[Figure record listings]
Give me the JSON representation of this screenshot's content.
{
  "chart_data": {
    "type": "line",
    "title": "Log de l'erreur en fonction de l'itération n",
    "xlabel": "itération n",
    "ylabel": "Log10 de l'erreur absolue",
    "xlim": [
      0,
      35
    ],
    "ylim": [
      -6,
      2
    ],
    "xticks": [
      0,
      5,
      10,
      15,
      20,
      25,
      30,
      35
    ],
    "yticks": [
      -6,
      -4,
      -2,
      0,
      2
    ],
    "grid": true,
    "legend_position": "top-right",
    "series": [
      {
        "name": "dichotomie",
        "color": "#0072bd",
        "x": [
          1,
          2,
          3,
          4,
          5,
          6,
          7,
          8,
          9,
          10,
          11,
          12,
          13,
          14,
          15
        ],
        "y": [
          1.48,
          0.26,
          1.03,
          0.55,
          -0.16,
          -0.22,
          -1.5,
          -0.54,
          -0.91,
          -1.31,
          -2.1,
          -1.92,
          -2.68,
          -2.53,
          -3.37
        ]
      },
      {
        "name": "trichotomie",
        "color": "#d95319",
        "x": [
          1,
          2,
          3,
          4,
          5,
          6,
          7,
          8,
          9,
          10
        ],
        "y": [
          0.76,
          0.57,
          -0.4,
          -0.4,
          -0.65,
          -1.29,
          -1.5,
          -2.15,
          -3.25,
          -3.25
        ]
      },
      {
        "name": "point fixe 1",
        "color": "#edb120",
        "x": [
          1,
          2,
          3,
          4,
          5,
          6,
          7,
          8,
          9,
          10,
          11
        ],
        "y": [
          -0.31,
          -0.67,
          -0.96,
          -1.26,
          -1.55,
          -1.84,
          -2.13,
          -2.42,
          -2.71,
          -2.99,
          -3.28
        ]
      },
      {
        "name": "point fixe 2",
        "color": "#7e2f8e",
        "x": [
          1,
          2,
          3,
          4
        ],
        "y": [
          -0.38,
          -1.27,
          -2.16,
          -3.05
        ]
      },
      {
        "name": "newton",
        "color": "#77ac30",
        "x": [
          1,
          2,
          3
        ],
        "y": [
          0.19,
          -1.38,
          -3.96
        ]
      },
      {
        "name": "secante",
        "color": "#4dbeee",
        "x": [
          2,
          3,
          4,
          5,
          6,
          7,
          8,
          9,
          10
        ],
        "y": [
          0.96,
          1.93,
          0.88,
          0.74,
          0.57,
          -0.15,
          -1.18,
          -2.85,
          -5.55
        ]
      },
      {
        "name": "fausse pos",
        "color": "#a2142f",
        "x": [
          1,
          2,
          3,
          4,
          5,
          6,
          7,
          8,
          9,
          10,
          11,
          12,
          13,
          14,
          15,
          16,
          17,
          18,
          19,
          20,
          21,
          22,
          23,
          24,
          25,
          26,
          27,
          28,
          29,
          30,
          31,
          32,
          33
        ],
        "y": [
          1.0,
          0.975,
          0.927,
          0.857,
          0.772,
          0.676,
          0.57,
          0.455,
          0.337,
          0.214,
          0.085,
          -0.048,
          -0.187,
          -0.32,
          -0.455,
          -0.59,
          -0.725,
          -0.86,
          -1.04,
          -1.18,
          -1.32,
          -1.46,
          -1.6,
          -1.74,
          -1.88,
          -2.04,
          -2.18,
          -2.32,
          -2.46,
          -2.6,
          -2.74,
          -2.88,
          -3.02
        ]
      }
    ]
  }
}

### What you are asked to do
Locate all lines holding the word "name", then copy them out.

### Result of this task
        "name": "dichotomie",
        "name": "trichotomie",
        "name": "point fixe 1",
        "name": "point fixe 2",
        "name": "newton",
        "name": "secante",
        "name": "fausse pos",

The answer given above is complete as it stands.